- Data items
----

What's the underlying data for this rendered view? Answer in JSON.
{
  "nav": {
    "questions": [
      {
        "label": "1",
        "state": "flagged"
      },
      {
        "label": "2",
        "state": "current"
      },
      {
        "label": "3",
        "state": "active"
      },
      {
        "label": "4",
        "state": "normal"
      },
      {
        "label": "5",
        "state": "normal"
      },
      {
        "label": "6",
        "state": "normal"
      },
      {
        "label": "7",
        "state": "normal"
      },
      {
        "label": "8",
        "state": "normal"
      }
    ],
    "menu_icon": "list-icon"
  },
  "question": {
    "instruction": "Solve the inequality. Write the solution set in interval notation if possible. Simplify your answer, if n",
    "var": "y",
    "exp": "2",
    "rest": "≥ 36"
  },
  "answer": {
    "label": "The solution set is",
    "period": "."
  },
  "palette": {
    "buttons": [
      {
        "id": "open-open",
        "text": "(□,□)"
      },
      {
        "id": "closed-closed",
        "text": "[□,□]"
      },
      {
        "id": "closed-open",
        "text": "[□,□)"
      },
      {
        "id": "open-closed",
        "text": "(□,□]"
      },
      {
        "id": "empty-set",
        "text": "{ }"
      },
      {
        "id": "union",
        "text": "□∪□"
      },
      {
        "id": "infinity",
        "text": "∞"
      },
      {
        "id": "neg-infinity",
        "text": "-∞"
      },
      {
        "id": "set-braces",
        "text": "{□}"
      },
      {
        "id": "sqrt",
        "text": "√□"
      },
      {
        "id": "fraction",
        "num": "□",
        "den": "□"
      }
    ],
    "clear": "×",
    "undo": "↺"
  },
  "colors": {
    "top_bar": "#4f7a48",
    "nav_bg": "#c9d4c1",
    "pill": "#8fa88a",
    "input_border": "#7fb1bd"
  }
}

----

Only the number is needed: state how many lines in the listing contain "solution".

- Answer for the task
2